§ **Written problem**: With the line containing "Give me a plain-text" as the first line and the last line of the records as the final one, reproduce that range exactly.

___ Data shown ___

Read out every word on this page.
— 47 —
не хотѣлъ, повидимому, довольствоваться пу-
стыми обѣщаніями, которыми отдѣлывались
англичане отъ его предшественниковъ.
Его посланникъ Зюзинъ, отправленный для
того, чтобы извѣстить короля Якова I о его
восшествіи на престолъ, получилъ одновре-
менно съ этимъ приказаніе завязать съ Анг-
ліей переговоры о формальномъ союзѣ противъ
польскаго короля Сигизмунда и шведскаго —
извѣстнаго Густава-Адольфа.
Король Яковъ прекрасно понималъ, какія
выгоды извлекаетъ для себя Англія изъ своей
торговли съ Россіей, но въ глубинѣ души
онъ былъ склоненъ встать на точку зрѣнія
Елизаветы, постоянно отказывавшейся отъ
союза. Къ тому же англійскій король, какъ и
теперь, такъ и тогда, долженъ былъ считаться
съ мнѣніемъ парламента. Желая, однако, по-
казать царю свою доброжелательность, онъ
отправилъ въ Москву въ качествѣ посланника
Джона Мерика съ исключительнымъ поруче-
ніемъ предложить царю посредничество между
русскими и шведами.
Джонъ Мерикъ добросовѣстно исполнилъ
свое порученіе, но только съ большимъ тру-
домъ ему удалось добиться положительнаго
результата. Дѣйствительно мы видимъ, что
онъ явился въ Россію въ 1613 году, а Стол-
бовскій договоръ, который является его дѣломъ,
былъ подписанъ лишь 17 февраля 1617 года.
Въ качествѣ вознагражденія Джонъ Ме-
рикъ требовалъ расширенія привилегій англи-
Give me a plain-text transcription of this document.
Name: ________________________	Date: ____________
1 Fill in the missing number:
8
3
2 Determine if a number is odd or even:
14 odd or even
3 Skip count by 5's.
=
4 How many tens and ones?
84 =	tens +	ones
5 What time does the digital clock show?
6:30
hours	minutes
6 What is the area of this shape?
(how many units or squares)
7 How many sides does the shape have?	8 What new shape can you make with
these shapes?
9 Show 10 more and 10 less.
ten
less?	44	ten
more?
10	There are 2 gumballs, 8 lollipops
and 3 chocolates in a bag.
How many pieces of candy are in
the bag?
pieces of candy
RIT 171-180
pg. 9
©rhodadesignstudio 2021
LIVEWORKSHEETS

___

§ **Result of this exercise**:
Give me a plain-text transcription of this document.
Name: ________________________	Date: ____________
1 Fill in the missing number:
8
3
2 Determine if a number is odd or even:
14 odd or even
3 Skip count by 5's.
=
4 How many tens and ones?
84 =	tens +	ones
5 What time does the digital clock show?
6:30
hours	minutes
6 What is the area of this shape?
(how many units or squares)
7 How many sides does the shape have?	8 What new shape can you make with
these shapes?
9 Show 10 more and 10 less.
ten
less?	44	ten
more?
10	There are 2 gumballs, 8 lollipops
and 3 chocolates in a bag.
How many pieces of candy are in
the bag?
pieces of candy
RIT 171-180
pg. 9
©rhodadesignstudio 2021
LIVEWORKSHEETS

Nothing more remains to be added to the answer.